* Begin DATASET CONTENT *

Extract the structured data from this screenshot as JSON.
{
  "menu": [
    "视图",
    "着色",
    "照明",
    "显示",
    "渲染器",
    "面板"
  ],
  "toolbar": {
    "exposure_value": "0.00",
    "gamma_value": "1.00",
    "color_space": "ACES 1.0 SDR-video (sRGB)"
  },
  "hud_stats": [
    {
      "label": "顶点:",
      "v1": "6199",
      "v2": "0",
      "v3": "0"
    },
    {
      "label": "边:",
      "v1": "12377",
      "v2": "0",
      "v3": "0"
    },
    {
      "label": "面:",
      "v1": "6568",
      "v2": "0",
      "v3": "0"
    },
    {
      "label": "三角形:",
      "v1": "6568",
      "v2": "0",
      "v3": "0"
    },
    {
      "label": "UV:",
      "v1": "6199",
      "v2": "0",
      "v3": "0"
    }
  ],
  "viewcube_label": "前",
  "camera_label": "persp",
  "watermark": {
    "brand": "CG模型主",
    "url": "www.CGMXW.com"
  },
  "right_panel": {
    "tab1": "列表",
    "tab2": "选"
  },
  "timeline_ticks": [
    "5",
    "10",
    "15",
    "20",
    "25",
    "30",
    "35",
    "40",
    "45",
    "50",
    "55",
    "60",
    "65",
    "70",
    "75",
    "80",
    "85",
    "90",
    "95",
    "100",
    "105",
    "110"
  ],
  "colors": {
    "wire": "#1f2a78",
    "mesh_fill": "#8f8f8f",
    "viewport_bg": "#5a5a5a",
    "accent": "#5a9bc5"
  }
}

* End DATASET CONTENT *
* Begin DATASET CONTENT *

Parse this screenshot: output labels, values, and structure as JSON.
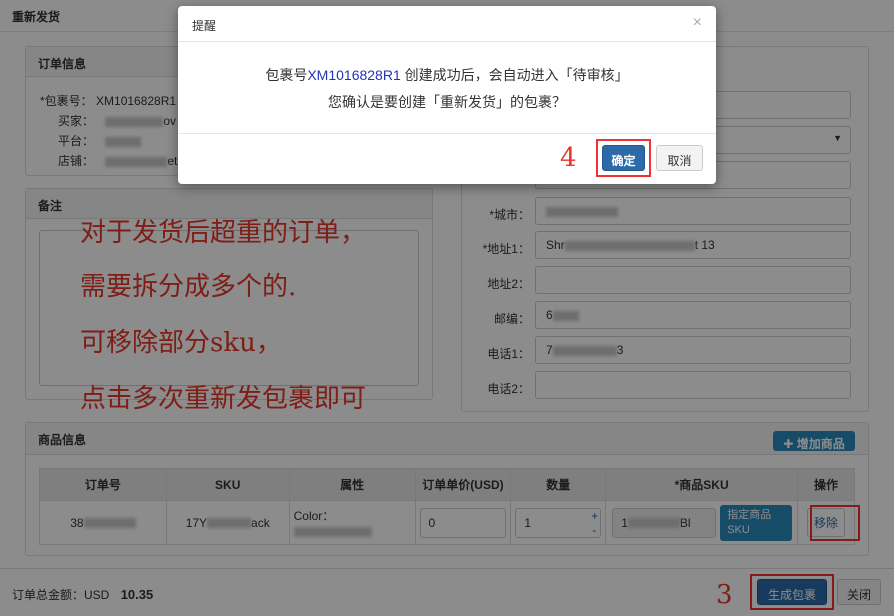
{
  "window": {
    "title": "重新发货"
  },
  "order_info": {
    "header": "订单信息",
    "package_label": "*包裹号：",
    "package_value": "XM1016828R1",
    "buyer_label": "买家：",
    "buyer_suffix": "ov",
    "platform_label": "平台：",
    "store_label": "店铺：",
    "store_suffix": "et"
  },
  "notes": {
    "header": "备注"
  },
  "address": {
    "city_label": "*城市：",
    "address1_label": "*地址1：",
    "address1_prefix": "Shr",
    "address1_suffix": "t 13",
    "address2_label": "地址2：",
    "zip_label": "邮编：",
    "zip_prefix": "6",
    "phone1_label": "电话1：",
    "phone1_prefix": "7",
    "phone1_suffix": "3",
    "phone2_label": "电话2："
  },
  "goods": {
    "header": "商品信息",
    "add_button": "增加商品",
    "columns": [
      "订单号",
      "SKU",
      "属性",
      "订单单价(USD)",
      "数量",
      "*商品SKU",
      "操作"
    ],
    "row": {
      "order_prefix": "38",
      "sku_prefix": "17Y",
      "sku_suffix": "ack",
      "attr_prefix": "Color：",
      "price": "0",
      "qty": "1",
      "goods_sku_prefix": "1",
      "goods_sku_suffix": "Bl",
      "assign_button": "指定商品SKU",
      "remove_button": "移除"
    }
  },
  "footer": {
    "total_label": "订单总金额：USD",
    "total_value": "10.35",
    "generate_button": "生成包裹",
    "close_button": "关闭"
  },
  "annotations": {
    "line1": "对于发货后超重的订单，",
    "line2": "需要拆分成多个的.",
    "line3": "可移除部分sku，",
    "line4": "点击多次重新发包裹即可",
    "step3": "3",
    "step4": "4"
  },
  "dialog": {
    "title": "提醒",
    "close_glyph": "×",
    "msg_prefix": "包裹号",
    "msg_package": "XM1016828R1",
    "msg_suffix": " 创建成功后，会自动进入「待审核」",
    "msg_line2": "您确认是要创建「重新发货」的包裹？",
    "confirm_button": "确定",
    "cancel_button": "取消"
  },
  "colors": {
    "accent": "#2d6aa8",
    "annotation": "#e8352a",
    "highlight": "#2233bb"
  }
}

* End DATASET CONTENT *

THE PROBLEM: Your answer should be a single number: the count of lines in the entries that contain the word "JSON".

COMPLETE ANSWER: 2